_Objective:_ Please copy each of the following items exactly as it appears, line for line.

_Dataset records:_

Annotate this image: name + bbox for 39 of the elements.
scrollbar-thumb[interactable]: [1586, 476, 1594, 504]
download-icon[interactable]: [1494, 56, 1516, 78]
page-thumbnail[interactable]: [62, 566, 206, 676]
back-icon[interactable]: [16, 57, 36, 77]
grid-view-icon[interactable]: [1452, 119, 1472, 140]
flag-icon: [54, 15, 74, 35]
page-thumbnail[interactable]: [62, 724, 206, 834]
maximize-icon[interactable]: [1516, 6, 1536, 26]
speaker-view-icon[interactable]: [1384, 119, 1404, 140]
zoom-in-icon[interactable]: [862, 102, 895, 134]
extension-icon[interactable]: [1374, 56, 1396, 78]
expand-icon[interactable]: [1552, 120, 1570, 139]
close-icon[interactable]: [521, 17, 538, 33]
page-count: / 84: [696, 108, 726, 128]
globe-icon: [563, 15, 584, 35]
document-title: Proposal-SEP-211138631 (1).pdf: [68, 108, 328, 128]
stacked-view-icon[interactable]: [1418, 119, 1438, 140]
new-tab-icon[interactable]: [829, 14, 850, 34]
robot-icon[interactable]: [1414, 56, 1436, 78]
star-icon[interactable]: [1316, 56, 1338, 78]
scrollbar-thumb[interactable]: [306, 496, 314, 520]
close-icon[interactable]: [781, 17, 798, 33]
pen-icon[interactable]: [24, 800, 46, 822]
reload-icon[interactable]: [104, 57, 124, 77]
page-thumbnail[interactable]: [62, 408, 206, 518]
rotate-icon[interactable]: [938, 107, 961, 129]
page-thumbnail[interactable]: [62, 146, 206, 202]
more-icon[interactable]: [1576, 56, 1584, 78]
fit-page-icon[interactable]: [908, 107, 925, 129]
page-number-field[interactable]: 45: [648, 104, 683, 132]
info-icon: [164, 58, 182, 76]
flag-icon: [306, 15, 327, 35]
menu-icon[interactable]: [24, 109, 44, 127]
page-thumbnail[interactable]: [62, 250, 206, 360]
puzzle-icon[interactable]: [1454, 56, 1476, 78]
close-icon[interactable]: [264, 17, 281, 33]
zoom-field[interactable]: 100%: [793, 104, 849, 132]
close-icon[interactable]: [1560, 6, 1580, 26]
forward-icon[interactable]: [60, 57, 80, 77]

_Solved problem:_
Annotate this image: name + bbox for 39 of the elements.
scrollbar-thumb[interactable]: [1586, 476, 1594, 504]
download-icon[interactable]: [1494, 56, 1516, 78]
page-thumbnail[interactable]: [62, 566, 206, 676]
back-icon[interactable]: [16, 57, 36, 77]
grid-view-icon[interactable]: [1452, 119, 1472, 140]
flag-icon: [54, 15, 74, 35]
page-thumbnail[interactable]: [62, 724, 206, 834]
maximize-icon[interactable]: [1516, 6, 1536, 26]
speaker-view-icon[interactable]: [1384, 119, 1404, 140]
zoom-in-icon[interactable]: [862, 102, 895, 134]
extension-icon[interactable]: [1374, 56, 1396, 78]
expand-icon[interactable]: [1552, 120, 1570, 139]
close-icon[interactable]: [521, 17, 538, 33]
page-count: / 84: [696, 108, 726, 128]
globe-icon: [563, 15, 584, 35]
document-title: Proposal-SEP-211138631 (1).pdf: [68, 108, 328, 128]
stacked-view-icon[interactable]: [1418, 119, 1438, 140]
new-tab-icon[interactable]: [829, 14, 850, 34]
robot-icon[interactable]: [1414, 56, 1436, 78]
star-icon[interactable]: [1316, 56, 1338, 78]
scrollbar-thumb[interactable]: [306, 496, 314, 520]
close-icon[interactable]: [781, 17, 798, 33]
pen-icon[interactable]: [24, 800, 46, 822]
reload-icon[interactable]: [104, 57, 124, 77]
page-thumbnail[interactable]: [62, 408, 206, 518]
rotate-icon[interactable]: [938, 107, 961, 129]
page-thumbnail[interactable]: [62, 146, 206, 202]
more-icon[interactable]: [1576, 56, 1584, 78]
fit-page-icon[interactable]: [908, 107, 925, 129]
page-number-field[interactable]: 45: [648, 104, 683, 132]
info-icon: [164, 58, 182, 76]
flag-icon: [306, 15, 327, 35]
menu-icon[interactable]: [24, 109, 44, 127]
page-thumbnail[interactable]: [62, 250, 206, 360]
puzzle-icon[interactable]: [1454, 56, 1476, 78]
close-icon[interactable]: [264, 17, 281, 33]
zoom-field[interactable]: 100%: [793, 104, 849, 132]
close-icon[interactable]: [1560, 6, 1580, 26]
forward-icon[interactable]: [60, 57, 80, 77]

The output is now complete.